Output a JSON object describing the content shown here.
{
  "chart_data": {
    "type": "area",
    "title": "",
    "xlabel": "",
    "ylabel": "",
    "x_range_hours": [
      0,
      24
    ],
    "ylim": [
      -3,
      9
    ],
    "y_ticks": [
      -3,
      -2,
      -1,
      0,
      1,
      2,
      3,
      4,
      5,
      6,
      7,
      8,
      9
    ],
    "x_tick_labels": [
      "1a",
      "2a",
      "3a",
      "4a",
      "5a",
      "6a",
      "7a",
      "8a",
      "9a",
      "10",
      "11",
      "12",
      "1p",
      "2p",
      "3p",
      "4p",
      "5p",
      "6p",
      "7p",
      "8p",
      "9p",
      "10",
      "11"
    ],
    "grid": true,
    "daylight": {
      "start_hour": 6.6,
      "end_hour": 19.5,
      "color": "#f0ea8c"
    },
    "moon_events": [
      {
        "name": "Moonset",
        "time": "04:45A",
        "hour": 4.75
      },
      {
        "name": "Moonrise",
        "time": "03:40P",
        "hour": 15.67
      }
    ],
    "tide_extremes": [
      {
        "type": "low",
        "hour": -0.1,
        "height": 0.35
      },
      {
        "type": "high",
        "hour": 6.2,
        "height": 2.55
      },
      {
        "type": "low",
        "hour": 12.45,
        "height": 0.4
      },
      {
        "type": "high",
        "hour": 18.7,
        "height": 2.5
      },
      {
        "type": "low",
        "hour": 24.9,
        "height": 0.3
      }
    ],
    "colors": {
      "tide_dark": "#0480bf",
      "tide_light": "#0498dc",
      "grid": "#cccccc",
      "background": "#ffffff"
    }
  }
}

════════

### Task prompt
Copy out all of the lines above exactly.

### Expected answer
Output a JSON object describing the content shown here.
{
  "chart_data": {
    "type": "area",
    "title": "",
    "xlabel": "",
    "ylabel": "",
    "x_range_hours": [
      0,
      24
    ],
    "ylim": [
      -3,
      9
    ],
    "y_ticks": [
      -3,
      -2,
      -1,
      0,
      1,
      2,
      3,
      4,
      5,
      6,
      7,
      8,
      9
    ],
    "x_tick_labels": [
      "1a",
      "2a",
      "3a",
      "4a",
      "5a",
      "6a",
      "7a",
      "8a",
      "9a",
      "10",
      "11",
      "12",
      "1p",
      "2p",
      "3p",
      "4p",
      "5p",
      "6p",
      "7p",
      "8p",
      "9p",
      "10",
      "11"
    ],
    "grid": true,
    "daylight": {
      "start_hour": 6.6,
      "end_hour": 19.5,
      "color": "#f0ea8c"
    },
    "moon_events": [
      {
        "name": "Moonset",
        "time": "04:45A",
        "hour": 4.75
      },
      {
        "name": "Moonrise",
        "time": "03:40P",
        "hour": 15.67
      }
    ],
    "tide_extremes": [
      {
        "type": "low",
        "hour": -0.1,
        "height": 0.35
      },
      {
        "type": "high",
        "hour": 6.2,
        "height": 2.55
      },
      {
        "type": "low",
        "hour": 12.45,
        "height": 0.4
      },
      {
        "type": "high",
        "hour": 18.7,
        "height": 2.5
      },
      {
        "type": "low",
        "hour": 24.9,
        "height": 0.3
      }
    ],
    "colors": {
      "tide_dark": "#0480bf",
      "tide_light": "#0498dc",
      "grid": "#cccccc",
      "background": "#ffffff"
    }
  }
}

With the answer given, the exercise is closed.